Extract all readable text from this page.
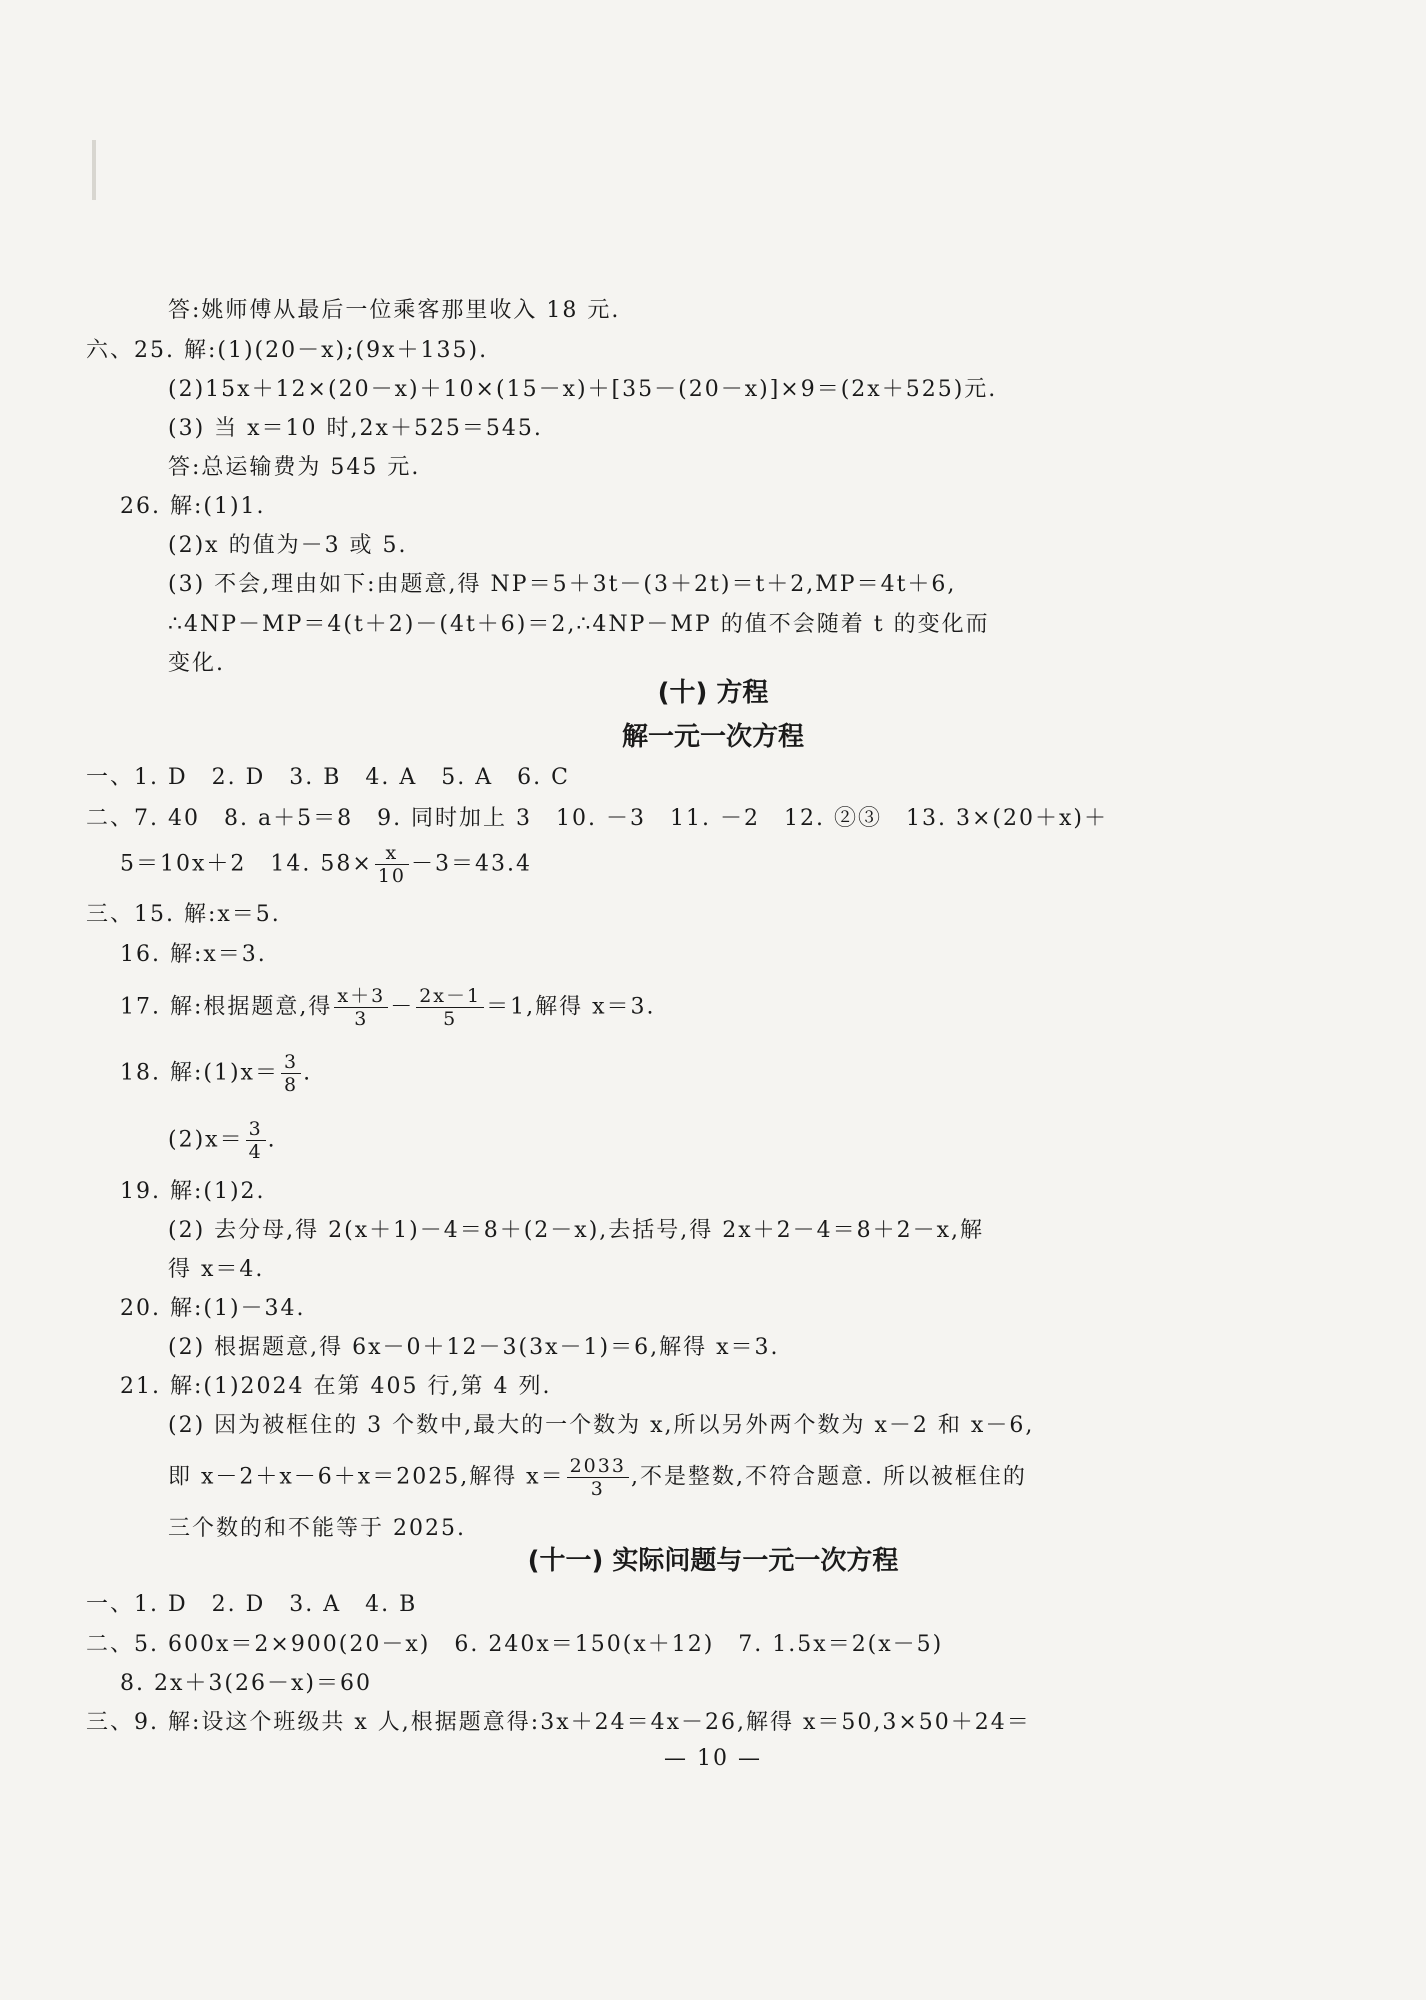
答:姚师傅从最后一位乘客那里收入 18 元.
六、25. 解:(1)(20－x);(9x＋135).
(2)15x＋12×(20－x)＋10×(15－x)＋[35－(20－x)]×9＝(2x＋525)元.
(3) 当 x＝10 时,2x＋525＝545.
答:总运输费为 545 元.
26. 解:(1)1.
(2)x 的值为－3 或 5.
(3) 不会,理由如下:由题意,得 NP＝5＋3t－(3＋2t)＝t＋2,MP＝4t＋6,
∴4NP－MP＝4(t＋2)－(4t＋6)＝2,∴4NP－MP 的值不会随着 t 的变化而
变化.
(十) 方程
解一元一次方程
一、1. D　2. D　3. B　4. A　5. A　6. C
二、7. 40　8. a＋5＝8　9. 同时加上 3　10. －3　11. －2　12. ②③　13. 3×(20＋x)＋
5＝10x＋2　14. $58\times \frac{x}{10} -3=43.4$
三、15. 解:x＝5.
16. 解:x＝3.
17. 解:根据题意,得 $\frac{x+3}{3} - \frac{2x-1}{5} =1$,解得 x＝3.
18. 解:(1)x＝ $\frac{3}{8}$ .
$(2)x= \frac{3}{4}$ .
19. 解:(1)2.
(2) 去分母,得 2(x＋1)－4＝8＋(2－x),去括号,得 2x＋2－4＝8＋2－x,解
得 x＝4.
20. 解:(1)－34.
(2) 根据题意,得 6x－0＋12－3(3x－1)＝6,解得 x＝3.
21. 解:(1)2024 在第 405 行,第 4 列.
(2) 因为被框住的 3 个数中,最大的一个数为 x,所以另外两个数为 x－2 和 x－6,
即 x－2＋x－6＋x＝2025,解得 $x= \frac{2033}{3}$ ,不是整数,不符合题意. 所以被框住的
三个数的和不能等于 2025.
(十一) 实际问题与一元一次方程
一、1. D　2. D　3. A　4. B
二、5. 600x＝2×900(20－x)　6. 240x＝150(x＋12)　7. 1.5x＝2(x－5)
8. 2x＋3(26－x)＝60
三、9. 解:设这个班级共 x 人,根据题意得:3x＋24＝4x－26,解得 x＝50,3×50＋24＝
— 10 —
######
_Written request_
Make a verbatim copy of all the entries and strip out the pictures.

_Exercise response_
Extract all readable text from this page.
答:姚师傅从最后一位乘客那里收入 18 元.
六、25. 解:(1)(20－x);(9x＋135).
(2)15x＋12×(20－x)＋10×(15－x)＋[35－(20－x)]×9＝(2x＋525)元.
(3) 当 x＝10 时,2x＋525＝545.
答:总运输费为 545 元.
26. 解:(1)1.
(2)x 的值为－3 或 5.
(3) 不会,理由如下:由题意,得 NP＝5＋3t－(3＋2t)＝t＋2,MP＝4t＋6,
∴4NP－MP＝4(t＋2)－(4t＋6)＝2,∴4NP－MP 的值不会随着 t 的变化而
变化.
(十) 方程
解一元一次方程
一、1. D　2. D　3. B　4. A　5. A　6. C
二、7. 40　8. a＋5＝8　9. 同时加上 3　10. －3　11. －2　12. ②③　13. 3×(20＋x)＋
5＝10x＋2　14. $58\times \frac{x}{10} -3=43.4$
三、15. 解:x＝5.
16. 解:x＝3.
17. 解:根据题意,得 $\frac{x+3}{3} - \frac{2x-1}{5} =1$,解得 x＝3.
18. 解:(1)x＝ $\frac{3}{8}$ .
$(2)x= \frac{3}{4}$ .
19. 解:(1)2.
(2) 去分母,得 2(x＋1)－4＝8＋(2－x),去括号,得 2x＋2－4＝8＋2－x,解
得 x＝4.
20. 解:(1)－34.
(2) 根据题意,得 6x－0＋12－3(3x－1)＝6,解得 x＝3.
21. 解:(1)2024 在第 405 行,第 4 列.
(2) 因为被框住的 3 个数中,最大的一个数为 x,所以另外两个数为 x－2 和 x－6,
即 x－2＋x－6＋x＝2025,解得 $x= \frac{2033}{3}$ ,不是整数,不符合题意. 所以被框住的
三个数的和不能等于 2025.
(十一) 实际问题与一元一次方程
一、1. D　2. D　3. A　4. B
二、5. 600x＝2×900(20－x)　6. 240x＝150(x＋12)　7. 1.5x＝2(x－5)
8. 2x＋3(26－x)＝60
三、9. 解:设这个班级共 x 人,根据题意得:3x＋24＝4x－26,解得 x＝50,3×50＋24＝
— 10 —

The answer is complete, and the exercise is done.